§ **EXERCISE BRIEF**
Print out each entry below exactly, please.

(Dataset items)
※ ※ ※

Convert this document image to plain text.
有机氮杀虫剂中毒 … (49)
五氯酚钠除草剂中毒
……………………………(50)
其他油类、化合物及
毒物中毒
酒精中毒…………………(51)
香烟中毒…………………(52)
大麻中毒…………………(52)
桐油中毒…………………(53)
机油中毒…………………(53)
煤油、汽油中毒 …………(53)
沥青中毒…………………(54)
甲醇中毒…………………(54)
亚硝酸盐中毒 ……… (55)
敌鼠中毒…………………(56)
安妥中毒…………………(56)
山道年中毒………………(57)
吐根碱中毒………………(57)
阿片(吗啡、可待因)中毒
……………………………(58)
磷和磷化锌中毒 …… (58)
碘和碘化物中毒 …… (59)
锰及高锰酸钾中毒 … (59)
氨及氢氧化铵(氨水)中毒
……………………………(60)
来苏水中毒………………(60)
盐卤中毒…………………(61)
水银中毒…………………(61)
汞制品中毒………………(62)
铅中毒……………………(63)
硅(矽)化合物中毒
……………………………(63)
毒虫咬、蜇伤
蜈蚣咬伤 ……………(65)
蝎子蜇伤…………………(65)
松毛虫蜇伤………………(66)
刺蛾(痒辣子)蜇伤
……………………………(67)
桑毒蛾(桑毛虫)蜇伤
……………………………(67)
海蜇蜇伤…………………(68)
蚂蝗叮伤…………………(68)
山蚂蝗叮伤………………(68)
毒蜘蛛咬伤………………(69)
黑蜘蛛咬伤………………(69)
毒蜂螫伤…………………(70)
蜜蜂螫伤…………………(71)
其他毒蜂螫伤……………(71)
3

※ ※ ※

§ **SOLUTION TO THE EXERCISE**
Convert this document image to plain text.
有机氮杀虫剂中毒 … (49)
五氯酚钠除草剂中毒
……………………………(50)
其他油类、化合物及
毒物中毒
酒精中毒…………………(51)
香烟中毒…………………(52)
大麻中毒…………………(52)
桐油中毒…………………(53)
机油中毒…………………(53)
煤油、汽油中毒 …………(53)
沥青中毒…………………(54)
甲醇中毒…………………(54)
亚硝酸盐中毒 ……… (55)
敌鼠中毒…………………(56)
安妥中毒…………………(56)
山道年中毒………………(57)
吐根碱中毒………………(57)
阿片(吗啡、可待因)中毒
……………………………(58)
磷和磷化锌中毒 …… (58)
碘和碘化物中毒 …… (59)
锰及高锰酸钾中毒 … (59)
氨及氢氧化铵(氨水)中毒
……………………………(60)
来苏水中毒………………(60)
盐卤中毒…………………(61)
水银中毒…………………(61)
汞制品中毒………………(62)
铅中毒……………………(63)
硅(矽)化合物中毒
……………………………(63)
毒虫咬、蜇伤
蜈蚣咬伤 ……………(65)
蝎子蜇伤…………………(65)
松毛虫蜇伤………………(66)
刺蛾(痒辣子)蜇伤
……………………………(67)
桑毒蛾(桑毛虫)蜇伤
……………………………(67)
海蜇蜇伤…………………(68)
蚂蝗叮伤…………………(68)
山蚂蝗叮伤………………(68)
毒蜘蛛咬伤………………(69)
黑蜘蛛咬伤………………(69)
毒蜂螫伤…………………(70)
蜜蜂螫伤…………………(71)
其他毒蜂螫伤……………(71)
3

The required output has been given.